▶ _Exercise requirements_: Retype the whole listing verbatim and keep the pictures out of it.

# start of The data

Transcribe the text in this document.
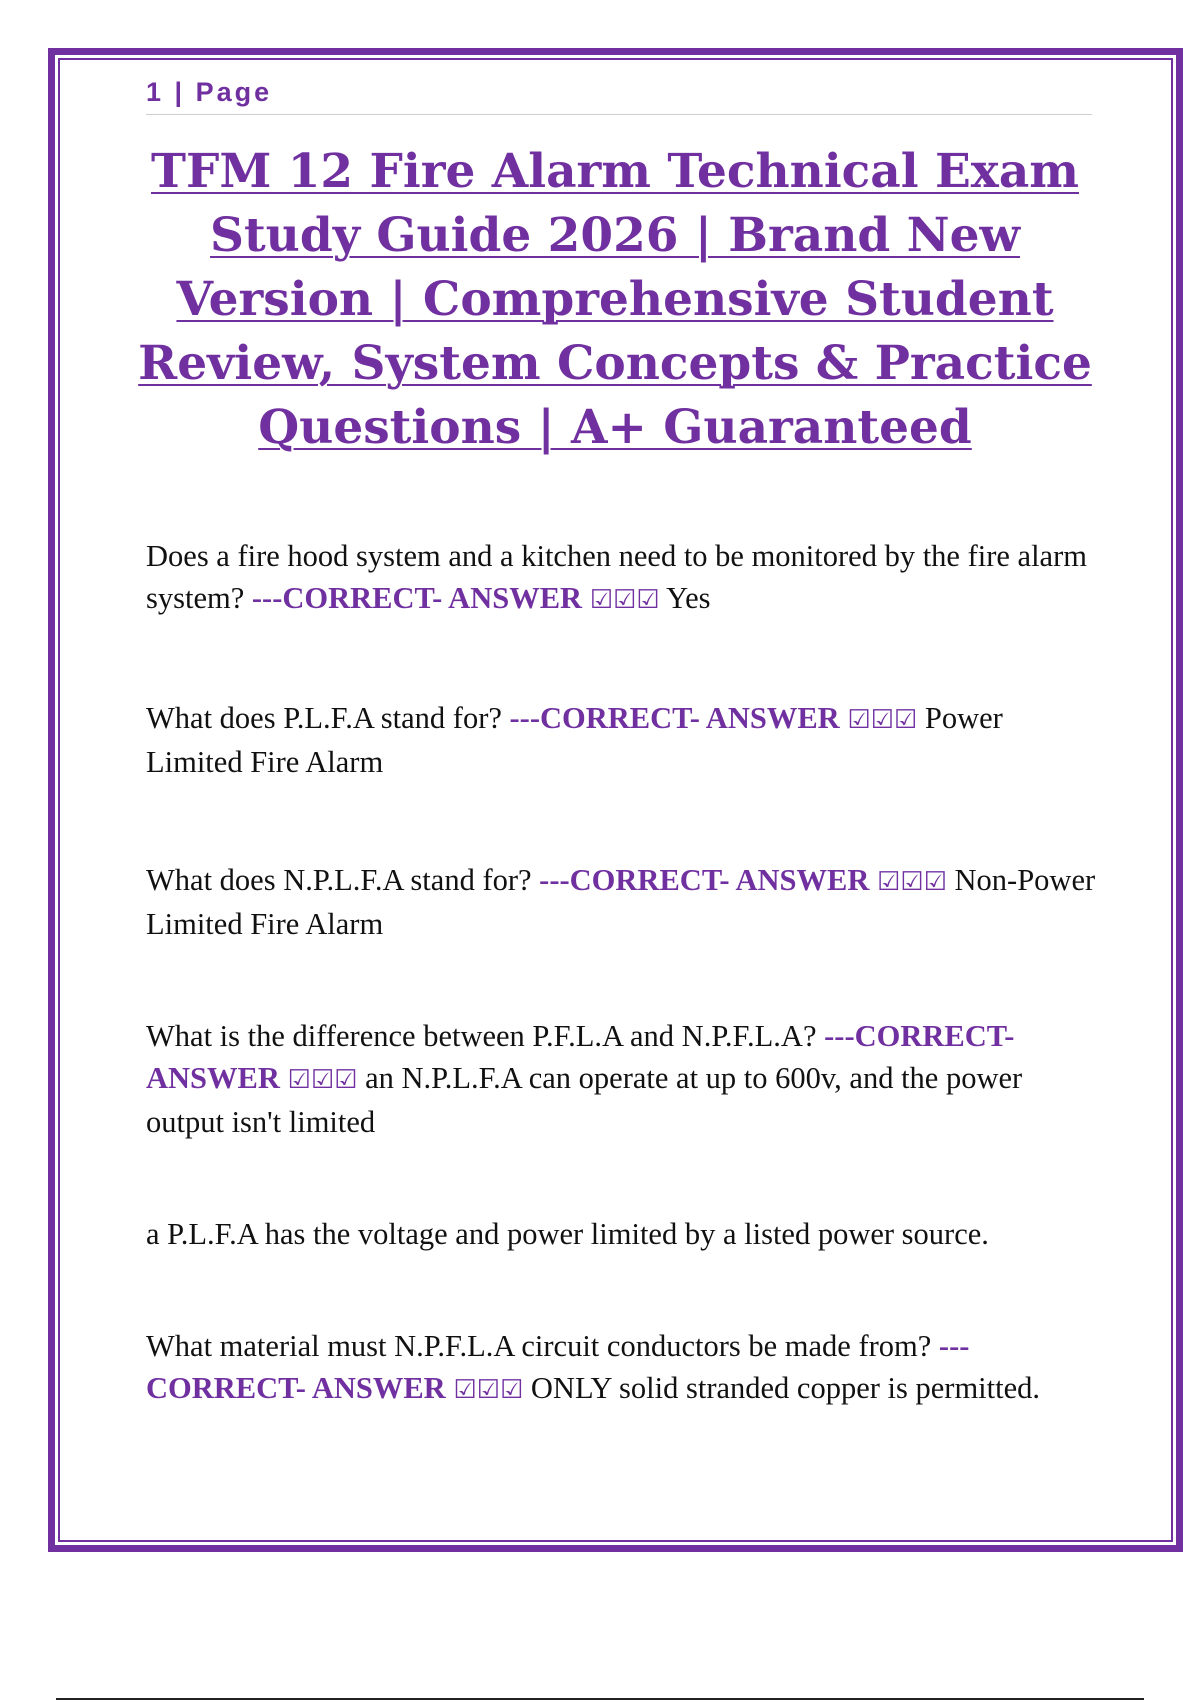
1 | Page
TFM 12 Fire Alarm Technical Exam Study Guide 2026 | Brand New Version | Comprehensive Student Review, System Concepts & Practice Questions | A+ Guaranteed

Does a fire hood system and a kitchen need to be monitored by the fire alarm system? ---CORRECT- ANSWER ☑☑☑ Yes

What does P.L.F.A stand for? ---CORRECT- ANSWER ☑☑☑ Power Limited Fire Alarm

What does N.P.L.F.A stand for? ---CORRECT- ANSWER ☑☑☑ Non-Power Limited Fire Alarm

What is the difference between P.F.L.A and N.P.F.L.A? ---CORRECT- ANSWER ☑☑☑ an N.P.L.F.A can operate at up to 600v, and the power output isn't limited

a P.L.F.A has the voltage and power limited by a listed power source.

What material must N.P.F.L.A circuit conductors be made from? ---CORRECT- ANSWER ☑☑☑ ONLY solid stranded copper is permitted.
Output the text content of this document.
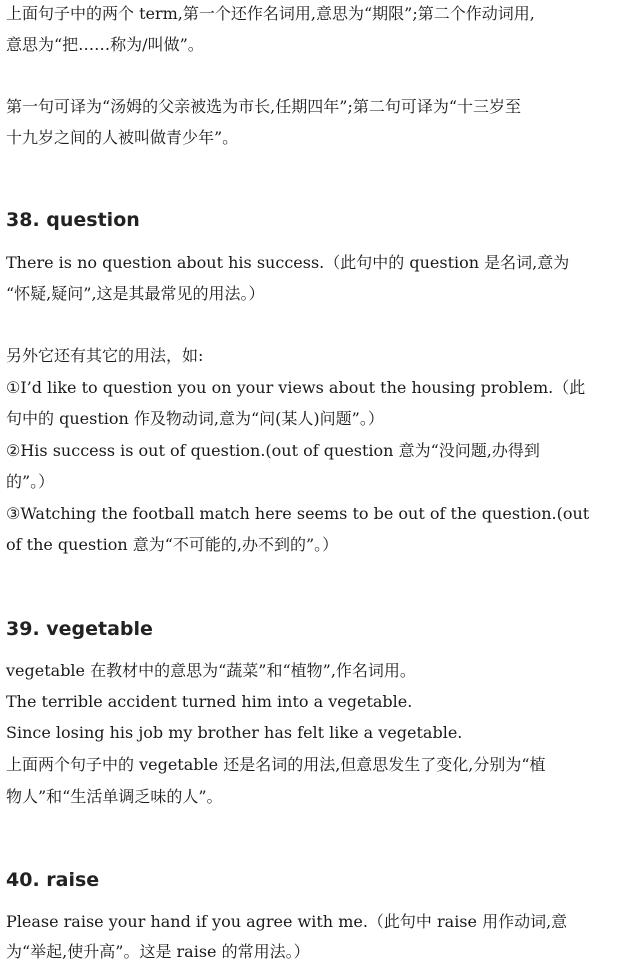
上面句子中的两个 term,第一个还作名词用,意思为“期限”;第二个作动词用,
意思为“把……称为/叫做”。
第一句可译为“汤姆的父亲被选为市长,任期四年”;第二句可译为“十三岁至
十九岁之间的人被叫做青少年”。
38. question
There is no question about his success.（此句中的 question 是名词,意为
“怀疑,疑问”,这是其最常见的用法。）
另外它还有其它的用法，如:
①I’d like to question you on your views about the housing problem.（此
句中的 question 作及物动词,意为“问(某人)问题”。）
②His success is out of question.(out of question 意为“没问题,办得到
的”。）
③Watching the football match here seems to be out of the question.(out
of the question 意为“不可能的,办不到的”。）
39. vegetable
vegetable 在教材中的意思为“蔬菜”和“植物”,作名词用。
The terrible accident turned him into a vegetable.
Since losing his job my brother has felt like a vegetable.
上面两个句子中的 vegetable 还是名词的用法,但意思发生了变化,分别为“植
物人”和“生活单调乏味的人”。
40. raise
Please raise your hand if you agree with me.（此句中 raise 用作动词,意
为“举起,使升高”。这是 raise 的常用法。）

# end of The data

▶ _Written response_:
Transcribe the text in this document.
1 | Page
TFM 12 Fire Alarm Technical Exam Study Guide 2026 | Brand New Version | Comprehensive Student Review, System Concepts & Practice Questions | A+ Guaranteed

Does a fire hood system and a kitchen need to be monitored by the fire alarm system? ---CORRECT- ANSWER ☑☑☑ Yes

What does P.L.F.A stand for? ---CORRECT- ANSWER ☑☑☑ Power Limited Fire Alarm

What does N.P.L.F.A stand for? ---CORRECT- ANSWER ☑☑☑ Non-Power Limited Fire Alarm

What is the difference between P.F.L.A and N.P.F.L.A? ---CORRECT- ANSWER ☑☑☑ an N.P.L.F.A can operate at up to 600v, and the power output isn't limited

a P.L.F.A has the voltage and power limited by a listed power source.

What material must N.P.F.L.A circuit conductors be made from? ---CORRECT- ANSWER ☑☑☑ ONLY solid stranded copper is permitted.
Output the text content of this document.
上面句子中的两个 term,第一个还作名词用,意思为“期限”;第二个作动词用,
意思为“把……称为/叫做”。
第一句可译为“汤姆的父亲被选为市长,任期四年”;第二句可译为“十三岁至
十九岁之间的人被叫做青少年”。
38. question
There is no question about his success.（此句中的 question 是名词,意为
“怀疑,疑问”,这是其最常见的用法。）
另外它还有其它的用法，如:
①I’d like to question you on your views about the housing problem.（此
句中的 question 作及物动词,意为“问(某人)问题”。）
②His success is out of question.(out of question 意为“没问题,办得到
的”。）
③Watching the football match here seems to be out of the question.(out
of the question 意为“不可能的,办不到的”。）
39. vegetable
vegetable 在教材中的意思为“蔬菜”和“植物”,作名词用。
The terrible accident turned him into a vegetable.
Since losing his job my brother has felt like a vegetable.
上面两个句子中的 vegetable 还是名词的用法,但意思发生了变化,分别为“植
物人”和“生活单调乏味的人”。
40. raise
Please raise your hand if you agree with me.（此句中 raise 用作动词,意
为“举起,使升高”。这是 raise 的常用法。）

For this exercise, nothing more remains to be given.